Records excerpted from a collection:
..........

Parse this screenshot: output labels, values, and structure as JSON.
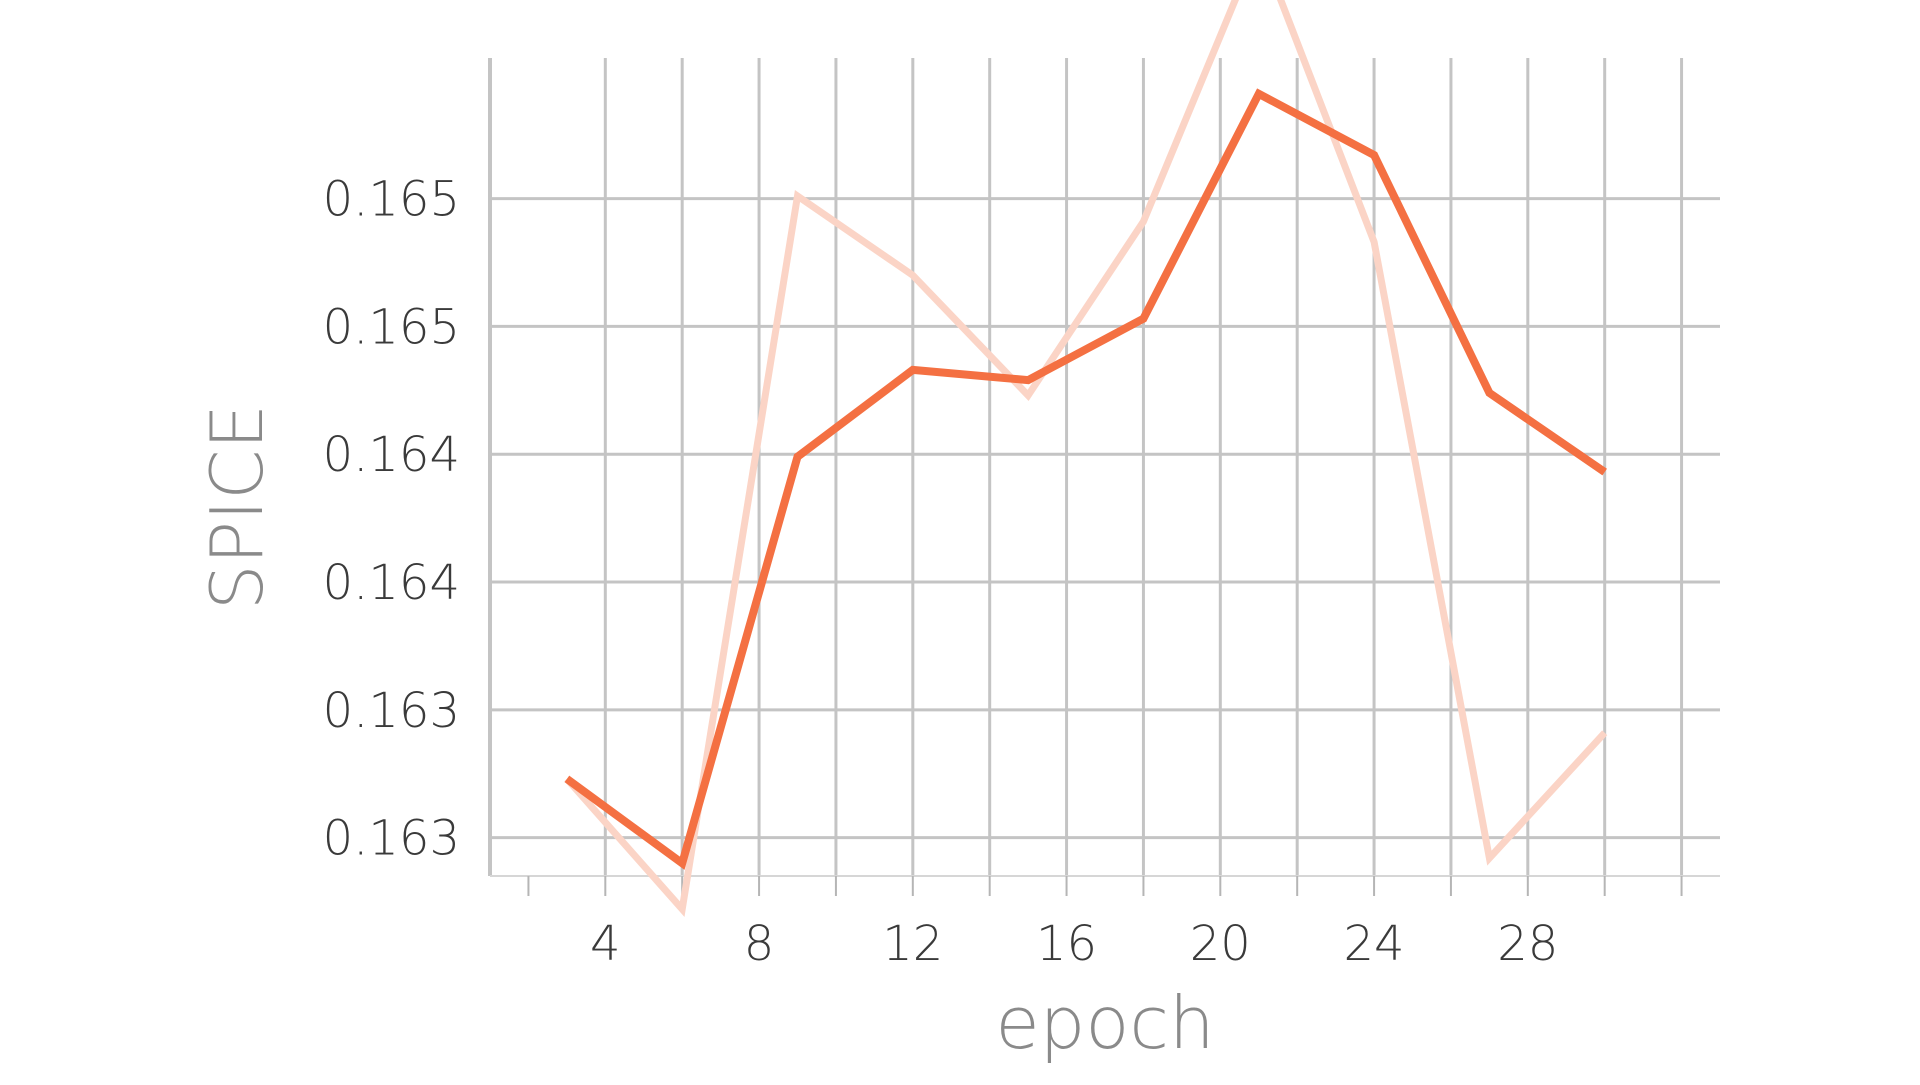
{
  "chart_data": {
    "type": "line",
    "xlabel": "epoch",
    "ylabel": "SPICE",
    "xlim": [
      1,
      33
    ],
    "ylim": [
      0.16255,
      0.16575
    ],
    "grid": true,
    "legend": "none",
    "x_ticks": [
      4,
      8,
      12,
      16,
      20,
      24,
      28
    ],
    "x_minor_ticks": [
      6,
      10,
      14,
      18,
      22,
      26,
      30,
      32
    ],
    "y_ticks": [
      0.1627,
      0.1632,
      0.1637,
      0.1642,
      0.1647,
      0.1652
    ],
    "y_tick_labels": [
      "0.163",
      "0.163",
      "0.164",
      "0.164",
      "0.165",
      "0.165"
    ],
    "series": [
      {
        "role": "smoothed",
        "color": "#f47042",
        "x": [
          3,
          6,
          9,
          12,
          15,
          18,
          21,
          24,
          27,
          30
        ],
        "y": [
          0.16293,
          0.1626,
          0.16419,
          0.16453,
          0.16449,
          0.16473,
          0.16561,
          0.16537,
          0.16444,
          0.16413
        ]
      },
      {
        "role": "raw",
        "color": "#fbd4c6",
        "x": [
          3,
          6,
          9,
          12,
          15,
          18,
          21,
          24,
          27,
          30
        ],
        "y": [
          0.16293,
          0.16242,
          0.16521,
          0.1649,
          0.16443,
          0.16511,
          0.1662,
          0.16503,
          0.16262,
          0.16311
        ]
      }
    ]
  }
}
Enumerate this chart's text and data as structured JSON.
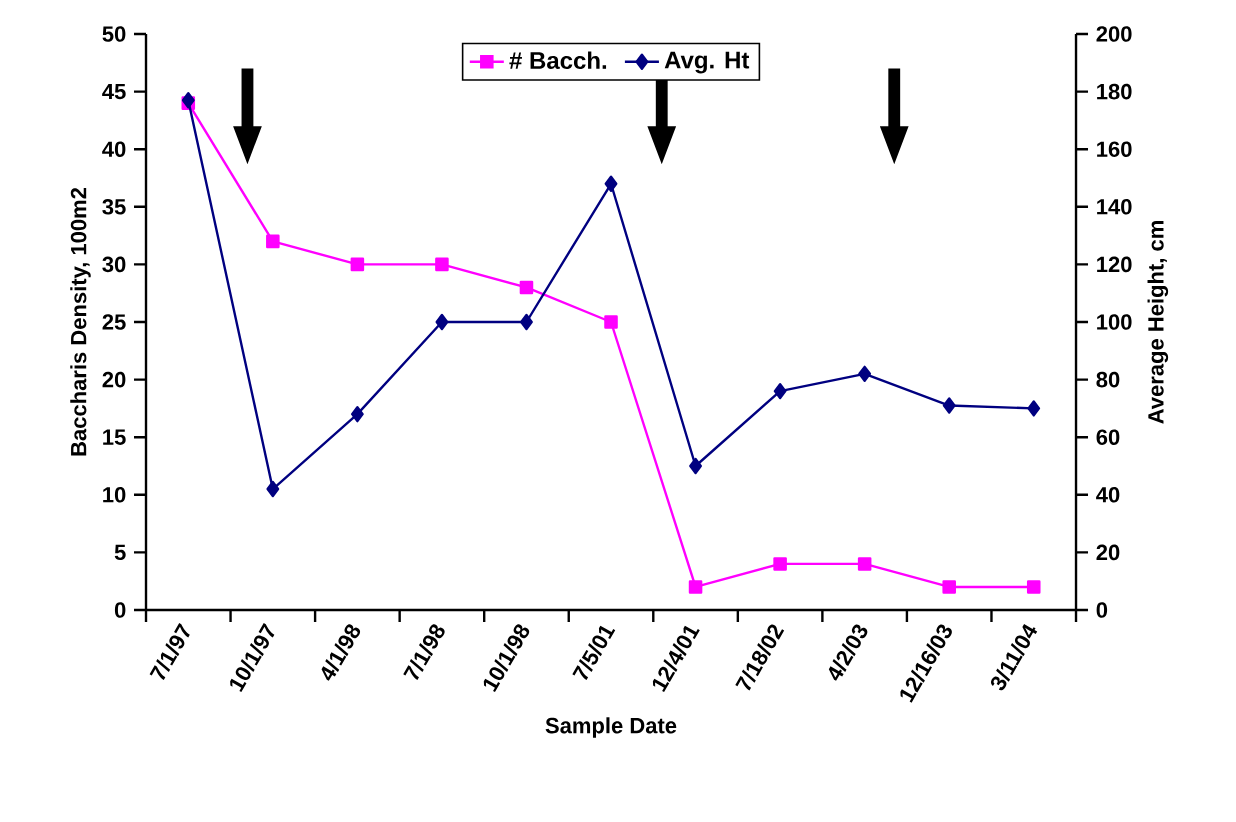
{
  "chart_data": {
    "type": "line",
    "xlabel": "Sample Date",
    "ylabel": "Baccharis Density, 100m2",
    "y2label": "Average Height, cm",
    "categories": [
      "7/1/97",
      "10/1/97",
      "4/1/98",
      "7/1/98",
      "10/1/98",
      "7/5/01",
      "12/4/01",
      "7/18/02",
      "4/2/03",
      "12/16/03",
      "3/11/04"
    ],
    "series": [
      {
        "name": "# Bacch.",
        "color": "#ff00ff",
        "marker": "square",
        "values": [
          44,
          32,
          30,
          30,
          28,
          25,
          2,
          4,
          4,
          2,
          2
        ]
      },
      {
        "name": "Avg. Ht",
        "color": "#000080",
        "marker": "diamond",
        "axis": "y2",
        "values": [
          177,
          42,
          68,
          100,
          100,
          148,
          50,
          76,
          82,
          71,
          70
        ]
      }
    ],
    "ylim": [
      0,
      50
    ],
    "yticks": [
      0,
      5,
      10,
      15,
      20,
      25,
      30,
      35,
      40,
      45,
      50
    ],
    "y2lim": [
      0,
      200
    ],
    "y2ticks": [
      0,
      20,
      40,
      60,
      80,
      100,
      120,
      140,
      160,
      180,
      200
    ],
    "grid": false,
    "legend": "top"
  }
}
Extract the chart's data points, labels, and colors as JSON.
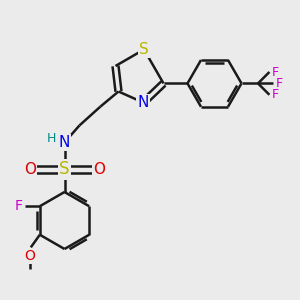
{
  "background_color": "#ebebeb",
  "bond_color": "#1a1a1a",
  "bond_width": 1.8,
  "atom_colors": {
    "S_thiazole": "#b8b800",
    "N_thiazole": "#0000ee",
    "S_sulfonyl": "#b8b800",
    "N_amine": "#0000ee",
    "O_sulfonyl": "#dd0000",
    "F_fluoro": "#cc00cc",
    "O_methoxy": "#dd0000",
    "H_amine": "#008888",
    "F_CF3": "#cc00cc"
  },
  "font_size": 10,
  "figsize": [
    3.0,
    3.0
  ],
  "dpi": 100,
  "xlim": [
    0,
    10
  ],
  "ylim": [
    0,
    10
  ]
}
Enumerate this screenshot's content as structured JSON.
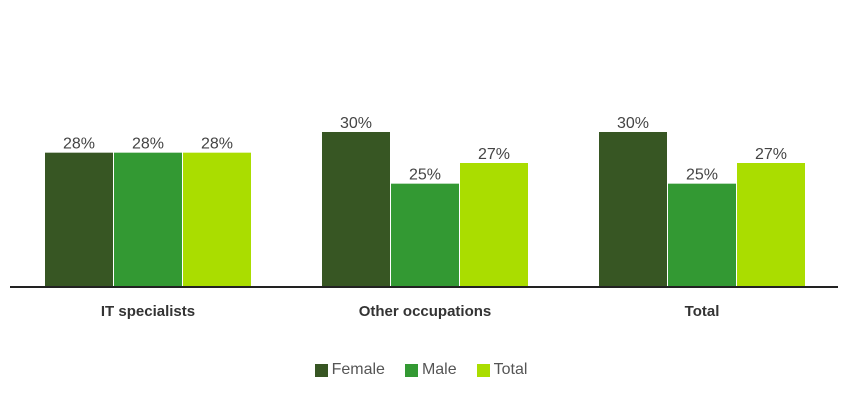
{
  "chart_data": {
    "type": "bar",
    "categories": [
      "IT specialists",
      "Other occupations",
      "Total"
    ],
    "series": [
      {
        "name": "Female",
        "color": "#375623",
        "values": [
          28,
          30,
          30
        ],
        "labels": [
          "28%",
          "30%",
          "30%"
        ]
      },
      {
        "name": "Male",
        "color": "#339933",
        "values": [
          28,
          25,
          25
        ],
        "labels": [
          "28%",
          "25%",
          "25%"
        ]
      },
      {
        "name": "Total",
        "color": "#aadd00",
        "values": [
          28,
          27,
          27
        ],
        "labels": [
          "28%",
          "27%",
          "27%"
        ]
      }
    ],
    "title": "",
    "xlabel": "",
    "ylabel": "",
    "ylim": [
      15,
      35
    ],
    "grid": false,
    "legend_position": "bottom"
  }
}
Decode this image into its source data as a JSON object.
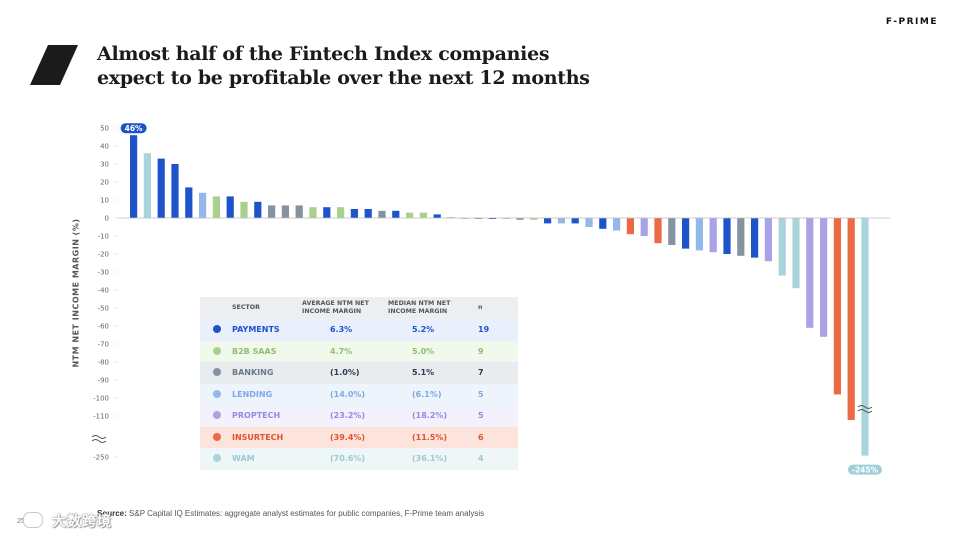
{
  "slide": {
    "title_line1": "Almost half of the Fintech Index companies",
    "title_line2": "expect to be profitable over the next 12 months",
    "brand": "F-PRIME",
    "page_number": "25",
    "watermark_text": "大数跨境",
    "source_label": "Source:",
    "source_text": " S&P Capital IQ Estimates: aggregate analyst estimates for public companies, F-Prime team analysis"
  },
  "colors": {
    "payments": "#1f53c9",
    "b2b_saas": "#a9d18e",
    "banking": "#8593a0",
    "lending": "#93b9e8",
    "proptech": "#a9a2e6",
    "insurtech": "#ea6a43",
    "wam": "#a9d4db",
    "callout": "#1f53c9",
    "callout_neg": "#9fcfd8"
  },
  "chart_data": {
    "type": "bar",
    "ylabel": "NTM NET INCOME MARGIN (%)",
    "yticks": [
      "50",
      "40",
      "30",
      "20",
      "10",
      "0",
      "-10",
      "-20",
      "-30",
      "-40",
      "-50",
      "-60",
      "-70",
      "-80",
      "-90",
      "-100",
      "-110",
      "-250"
    ],
    "ylim": [
      -120,
      50
    ],
    "axis_break": "between -110 and -250",
    "callouts": [
      {
        "label": "46%",
        "bar_index": 0
      },
      {
        "label": "-245%",
        "bar_index": 53
      }
    ],
    "values": [
      {
        "v": 46,
        "s": "payments"
      },
      {
        "v": 36,
        "s": "wam"
      },
      {
        "v": 33,
        "s": "payments"
      },
      {
        "v": 30,
        "s": "payments"
      },
      {
        "v": 17,
        "s": "payments"
      },
      {
        "v": 14,
        "s": "lending"
      },
      {
        "v": 12,
        "s": "b2b_saas"
      },
      {
        "v": 12,
        "s": "payments"
      },
      {
        "v": 9,
        "s": "b2b_saas"
      },
      {
        "v": 9,
        "s": "payments"
      },
      {
        "v": 7,
        "s": "banking"
      },
      {
        "v": 7,
        "s": "banking"
      },
      {
        "v": 7,
        "s": "banking"
      },
      {
        "v": 6,
        "s": "b2b_saas"
      },
      {
        "v": 6,
        "s": "payments"
      },
      {
        "v": 6,
        "s": "b2b_saas"
      },
      {
        "v": 5,
        "s": "payments"
      },
      {
        "v": 5,
        "s": "payments"
      },
      {
        "v": 4,
        "s": "banking"
      },
      {
        "v": 4,
        "s": "payments"
      },
      {
        "v": 3,
        "s": "b2b_saas"
      },
      {
        "v": 3,
        "s": "b2b_saas"
      },
      {
        "v": 2,
        "s": "payments"
      },
      {
        "v": 0.5,
        "s": "lending"
      },
      {
        "v": 0,
        "s": "b2b_saas"
      },
      {
        "v": 0,
        "s": "banking"
      },
      {
        "v": 0,
        "s": "payments"
      },
      {
        "v": 0,
        "s": "b2b_saas"
      },
      {
        "v": -1,
        "s": "banking"
      },
      {
        "v": -1,
        "s": "b2b_saas"
      },
      {
        "v": -3,
        "s": "payments"
      },
      {
        "v": -3,
        "s": "lending"
      },
      {
        "v": -3,
        "s": "payments"
      },
      {
        "v": -5,
        "s": "lending"
      },
      {
        "v": -6,
        "s": "payments"
      },
      {
        "v": -7,
        "s": "lending"
      },
      {
        "v": -9,
        "s": "insurtech"
      },
      {
        "v": -10,
        "s": "proptech"
      },
      {
        "v": -14,
        "s": "insurtech"
      },
      {
        "v": -15,
        "s": "banking"
      },
      {
        "v": -17,
        "s": "payments"
      },
      {
        "v": -18,
        "s": "lending"
      },
      {
        "v": -19,
        "s": "proptech"
      },
      {
        "v": -20,
        "s": "payments"
      },
      {
        "v": -21,
        "s": "banking"
      },
      {
        "v": -22,
        "s": "payments"
      },
      {
        "v": -24,
        "s": "proptech"
      },
      {
        "v": -32,
        "s": "wam"
      },
      {
        "v": -39,
        "s": "wam"
      },
      {
        "v": -61,
        "s": "proptech"
      },
      {
        "v": -66,
        "s": "proptech"
      },
      {
        "v": -98,
        "s": "insurtech"
      },
      {
        "v": -117,
        "s": "insurtech"
      },
      {
        "v": -245,
        "s": "wam"
      }
    ]
  },
  "table": {
    "headers": {
      "sector": "SECTOR",
      "avg_line1": "AVERAGE NTM NET",
      "avg_line2": "INCOME MARGIN",
      "med_line1": "MEDIAN NTM NET",
      "med_line2": "INCOME MARGIN",
      "n": "n"
    },
    "rows": [
      {
        "key": "payments",
        "sector": "PAYMENTS",
        "average": "6.3%",
        "median": "5.2%",
        "n": "19",
        "row_bg": "#e9f0fb",
        "text": "#1f53c9",
        "num": "#1f53c9"
      },
      {
        "key": "b2b_saas",
        "sector": "B2B SAAS",
        "average": "4.7%",
        "median": "5.0%",
        "n": "9",
        "row_bg": "#f1f8ec",
        "text": "#8fbf6f",
        "num": "#8fbf6f"
      },
      {
        "key": "banking",
        "sector": "BANKING",
        "average": "(1.0%)",
        "median": "5.1%",
        "n": "7",
        "row_bg": "#e9ecef",
        "text": "#6b7886",
        "num": "#2c3b52"
      },
      {
        "key": "lending",
        "sector": "LENDING",
        "average": "(14.0%)",
        "median": "(6.1%)",
        "n": "5",
        "row_bg": "#edf4fc",
        "text": "#7ea9e2",
        "num": "#7ea9e2"
      },
      {
        "key": "proptech",
        "sector": "PROPTECH",
        "average": "(23.2%)",
        "median": "(18.2%)",
        "n": "5",
        "row_bg": "#f2f1fc",
        "text": "#928be0",
        "num": "#928be0"
      },
      {
        "key": "insurtech",
        "sector": "INSURTECH",
        "average": "(39.4%)",
        "median": "(11.5%)",
        "n": "6",
        "row_bg": "#fce4dd",
        "text": "#e0542d",
        "num": "#e0542d"
      },
      {
        "key": "wam",
        "sector": "WAM",
        "average": "(70.6%)",
        "median": "(36.1%)",
        "n": "4",
        "row_bg": "#eef6f8",
        "text": "#9bc9d2",
        "num": "#9bc9d2"
      }
    ]
  }
}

..........

* **REQUIRED WORK**
Look through the listing above. Pick out each line with "ylabel" and copy it.

* **FULL RESPONSE**
    "ylabel": "SPICE",
    "ylabel": "Baccharis Density, 100m2",
    "ylabel": "",
    "ylabel": "NTM NET INCOME MARGIN (%)",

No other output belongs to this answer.